- [EXERCISE AIM] Return only the number of lines holding the word "Intermittent".

### MATERIAL SUPPLIED

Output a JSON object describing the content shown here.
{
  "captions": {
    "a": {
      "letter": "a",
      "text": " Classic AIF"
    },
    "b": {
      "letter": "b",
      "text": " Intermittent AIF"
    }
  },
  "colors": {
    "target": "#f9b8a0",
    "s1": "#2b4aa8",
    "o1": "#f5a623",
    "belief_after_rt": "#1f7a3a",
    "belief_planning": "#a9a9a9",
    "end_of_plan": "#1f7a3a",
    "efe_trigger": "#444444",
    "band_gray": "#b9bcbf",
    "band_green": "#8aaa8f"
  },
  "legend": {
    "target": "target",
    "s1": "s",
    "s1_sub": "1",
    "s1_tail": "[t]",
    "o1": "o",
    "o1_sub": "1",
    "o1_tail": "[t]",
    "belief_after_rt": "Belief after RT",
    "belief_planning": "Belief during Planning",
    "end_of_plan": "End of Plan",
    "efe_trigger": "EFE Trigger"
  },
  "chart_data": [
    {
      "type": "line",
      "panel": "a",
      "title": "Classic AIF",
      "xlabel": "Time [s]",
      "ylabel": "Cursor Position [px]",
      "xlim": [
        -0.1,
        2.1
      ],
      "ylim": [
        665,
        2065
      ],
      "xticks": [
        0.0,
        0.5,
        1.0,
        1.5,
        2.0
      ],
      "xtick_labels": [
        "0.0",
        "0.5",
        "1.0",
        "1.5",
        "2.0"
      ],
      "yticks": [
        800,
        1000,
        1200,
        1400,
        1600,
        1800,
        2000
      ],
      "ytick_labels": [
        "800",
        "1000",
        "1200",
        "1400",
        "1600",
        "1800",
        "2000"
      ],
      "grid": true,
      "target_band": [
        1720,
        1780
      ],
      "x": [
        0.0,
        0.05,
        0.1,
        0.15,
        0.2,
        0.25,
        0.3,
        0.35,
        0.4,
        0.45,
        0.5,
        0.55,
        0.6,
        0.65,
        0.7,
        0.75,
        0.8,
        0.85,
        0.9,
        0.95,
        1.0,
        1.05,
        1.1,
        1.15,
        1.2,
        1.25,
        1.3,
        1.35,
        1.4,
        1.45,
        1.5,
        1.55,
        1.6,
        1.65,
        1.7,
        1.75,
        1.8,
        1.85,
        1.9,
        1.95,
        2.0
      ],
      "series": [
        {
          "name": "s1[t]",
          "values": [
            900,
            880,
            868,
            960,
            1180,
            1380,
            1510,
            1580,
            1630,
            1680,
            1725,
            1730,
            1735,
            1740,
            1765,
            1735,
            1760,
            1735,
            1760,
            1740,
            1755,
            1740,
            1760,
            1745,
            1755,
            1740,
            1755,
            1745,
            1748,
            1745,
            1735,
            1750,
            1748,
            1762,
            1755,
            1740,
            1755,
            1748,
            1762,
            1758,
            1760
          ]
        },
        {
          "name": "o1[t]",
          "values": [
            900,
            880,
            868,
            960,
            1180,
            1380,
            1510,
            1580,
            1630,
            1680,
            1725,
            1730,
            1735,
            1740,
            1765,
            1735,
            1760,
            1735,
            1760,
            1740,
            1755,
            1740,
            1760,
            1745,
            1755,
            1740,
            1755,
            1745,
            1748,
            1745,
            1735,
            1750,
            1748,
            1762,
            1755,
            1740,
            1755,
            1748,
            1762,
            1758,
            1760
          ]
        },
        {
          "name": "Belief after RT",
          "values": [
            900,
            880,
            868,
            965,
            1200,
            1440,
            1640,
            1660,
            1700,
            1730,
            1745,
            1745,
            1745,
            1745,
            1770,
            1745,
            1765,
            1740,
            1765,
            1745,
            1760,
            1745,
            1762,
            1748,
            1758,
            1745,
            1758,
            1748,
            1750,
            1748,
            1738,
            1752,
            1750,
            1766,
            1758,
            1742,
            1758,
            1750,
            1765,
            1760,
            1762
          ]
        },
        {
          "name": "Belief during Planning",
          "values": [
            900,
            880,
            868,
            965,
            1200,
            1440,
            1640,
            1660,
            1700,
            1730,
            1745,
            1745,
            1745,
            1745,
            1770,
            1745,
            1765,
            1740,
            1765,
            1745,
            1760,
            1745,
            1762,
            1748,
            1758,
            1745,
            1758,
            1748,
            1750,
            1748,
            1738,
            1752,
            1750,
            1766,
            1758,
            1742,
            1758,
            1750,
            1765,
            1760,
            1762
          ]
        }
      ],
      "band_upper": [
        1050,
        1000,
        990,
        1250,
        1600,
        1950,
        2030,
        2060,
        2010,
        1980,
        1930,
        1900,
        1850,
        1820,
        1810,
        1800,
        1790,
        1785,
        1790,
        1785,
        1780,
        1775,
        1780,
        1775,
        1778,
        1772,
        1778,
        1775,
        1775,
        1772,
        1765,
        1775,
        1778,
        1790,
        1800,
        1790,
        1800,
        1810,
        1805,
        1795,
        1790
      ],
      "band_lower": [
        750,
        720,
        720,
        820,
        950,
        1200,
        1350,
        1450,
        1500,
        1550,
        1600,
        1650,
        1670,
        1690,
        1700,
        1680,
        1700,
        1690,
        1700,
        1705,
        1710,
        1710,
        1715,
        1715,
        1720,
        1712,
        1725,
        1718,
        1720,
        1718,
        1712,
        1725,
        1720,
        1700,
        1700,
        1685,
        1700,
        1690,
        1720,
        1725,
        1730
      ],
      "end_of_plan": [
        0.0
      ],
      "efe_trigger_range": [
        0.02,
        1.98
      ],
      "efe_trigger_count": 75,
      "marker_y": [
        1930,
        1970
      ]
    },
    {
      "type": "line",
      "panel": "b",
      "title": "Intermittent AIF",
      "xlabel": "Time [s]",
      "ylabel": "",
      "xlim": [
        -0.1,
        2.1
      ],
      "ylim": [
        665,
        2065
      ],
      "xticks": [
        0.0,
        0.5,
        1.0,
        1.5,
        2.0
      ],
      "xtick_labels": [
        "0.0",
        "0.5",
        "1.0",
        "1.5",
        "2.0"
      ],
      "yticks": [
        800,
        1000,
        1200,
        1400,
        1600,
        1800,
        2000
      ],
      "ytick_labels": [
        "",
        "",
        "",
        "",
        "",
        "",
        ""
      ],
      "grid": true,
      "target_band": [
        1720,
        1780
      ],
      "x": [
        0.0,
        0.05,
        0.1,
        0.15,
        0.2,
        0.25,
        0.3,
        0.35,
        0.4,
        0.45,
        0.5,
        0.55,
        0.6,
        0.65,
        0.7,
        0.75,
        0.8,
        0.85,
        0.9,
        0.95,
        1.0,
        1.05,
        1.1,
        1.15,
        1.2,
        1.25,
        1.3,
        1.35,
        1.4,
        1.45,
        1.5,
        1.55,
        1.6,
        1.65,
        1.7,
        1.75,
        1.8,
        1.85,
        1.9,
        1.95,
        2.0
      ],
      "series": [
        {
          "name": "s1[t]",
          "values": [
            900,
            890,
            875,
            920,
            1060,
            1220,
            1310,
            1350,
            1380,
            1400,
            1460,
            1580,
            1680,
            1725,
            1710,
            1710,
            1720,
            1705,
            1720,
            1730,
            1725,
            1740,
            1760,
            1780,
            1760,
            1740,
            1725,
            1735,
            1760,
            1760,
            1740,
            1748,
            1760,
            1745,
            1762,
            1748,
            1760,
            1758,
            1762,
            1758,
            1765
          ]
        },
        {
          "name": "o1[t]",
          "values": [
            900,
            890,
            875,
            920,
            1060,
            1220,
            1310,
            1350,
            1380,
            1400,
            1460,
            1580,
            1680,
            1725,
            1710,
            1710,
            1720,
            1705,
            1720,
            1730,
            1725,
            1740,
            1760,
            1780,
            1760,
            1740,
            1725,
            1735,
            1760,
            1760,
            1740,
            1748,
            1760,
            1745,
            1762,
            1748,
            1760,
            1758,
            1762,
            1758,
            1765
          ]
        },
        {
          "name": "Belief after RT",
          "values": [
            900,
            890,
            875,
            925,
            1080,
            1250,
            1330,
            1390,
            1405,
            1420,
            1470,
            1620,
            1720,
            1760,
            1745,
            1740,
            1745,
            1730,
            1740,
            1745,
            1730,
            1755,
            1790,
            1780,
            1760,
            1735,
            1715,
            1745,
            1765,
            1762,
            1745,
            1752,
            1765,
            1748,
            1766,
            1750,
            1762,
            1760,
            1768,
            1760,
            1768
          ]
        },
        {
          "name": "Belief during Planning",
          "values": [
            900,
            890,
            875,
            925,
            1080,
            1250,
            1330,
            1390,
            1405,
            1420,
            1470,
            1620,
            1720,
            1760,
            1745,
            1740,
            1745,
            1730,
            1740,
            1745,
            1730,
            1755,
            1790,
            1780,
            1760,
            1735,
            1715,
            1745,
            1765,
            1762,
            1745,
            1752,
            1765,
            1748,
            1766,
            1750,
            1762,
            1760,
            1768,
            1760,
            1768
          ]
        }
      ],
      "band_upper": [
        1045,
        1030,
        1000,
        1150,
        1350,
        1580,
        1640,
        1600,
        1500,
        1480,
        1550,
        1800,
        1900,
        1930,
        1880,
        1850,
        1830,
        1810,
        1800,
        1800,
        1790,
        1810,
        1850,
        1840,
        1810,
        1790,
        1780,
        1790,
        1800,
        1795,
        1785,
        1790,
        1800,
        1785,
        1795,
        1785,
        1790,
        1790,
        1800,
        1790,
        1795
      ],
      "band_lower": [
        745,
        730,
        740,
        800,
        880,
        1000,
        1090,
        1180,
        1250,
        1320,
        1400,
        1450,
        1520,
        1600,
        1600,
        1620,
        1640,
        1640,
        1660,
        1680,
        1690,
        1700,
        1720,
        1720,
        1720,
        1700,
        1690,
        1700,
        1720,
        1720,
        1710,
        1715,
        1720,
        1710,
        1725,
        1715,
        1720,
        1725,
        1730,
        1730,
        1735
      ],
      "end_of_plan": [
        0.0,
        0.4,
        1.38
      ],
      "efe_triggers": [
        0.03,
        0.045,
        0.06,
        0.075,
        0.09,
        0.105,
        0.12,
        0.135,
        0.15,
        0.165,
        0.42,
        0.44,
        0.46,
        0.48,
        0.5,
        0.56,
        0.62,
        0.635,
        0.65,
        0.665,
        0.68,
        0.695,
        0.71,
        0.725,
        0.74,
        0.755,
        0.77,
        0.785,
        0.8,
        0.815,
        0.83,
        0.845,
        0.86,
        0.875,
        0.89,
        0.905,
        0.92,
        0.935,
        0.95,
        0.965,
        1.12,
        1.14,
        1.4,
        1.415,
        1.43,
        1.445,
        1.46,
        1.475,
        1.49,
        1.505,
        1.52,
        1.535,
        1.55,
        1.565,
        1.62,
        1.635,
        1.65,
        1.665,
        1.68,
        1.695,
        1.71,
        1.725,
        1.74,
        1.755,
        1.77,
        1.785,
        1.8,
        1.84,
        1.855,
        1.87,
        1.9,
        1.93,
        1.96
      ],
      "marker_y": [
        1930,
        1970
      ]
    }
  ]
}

######

- [TASK OUTPUT] 2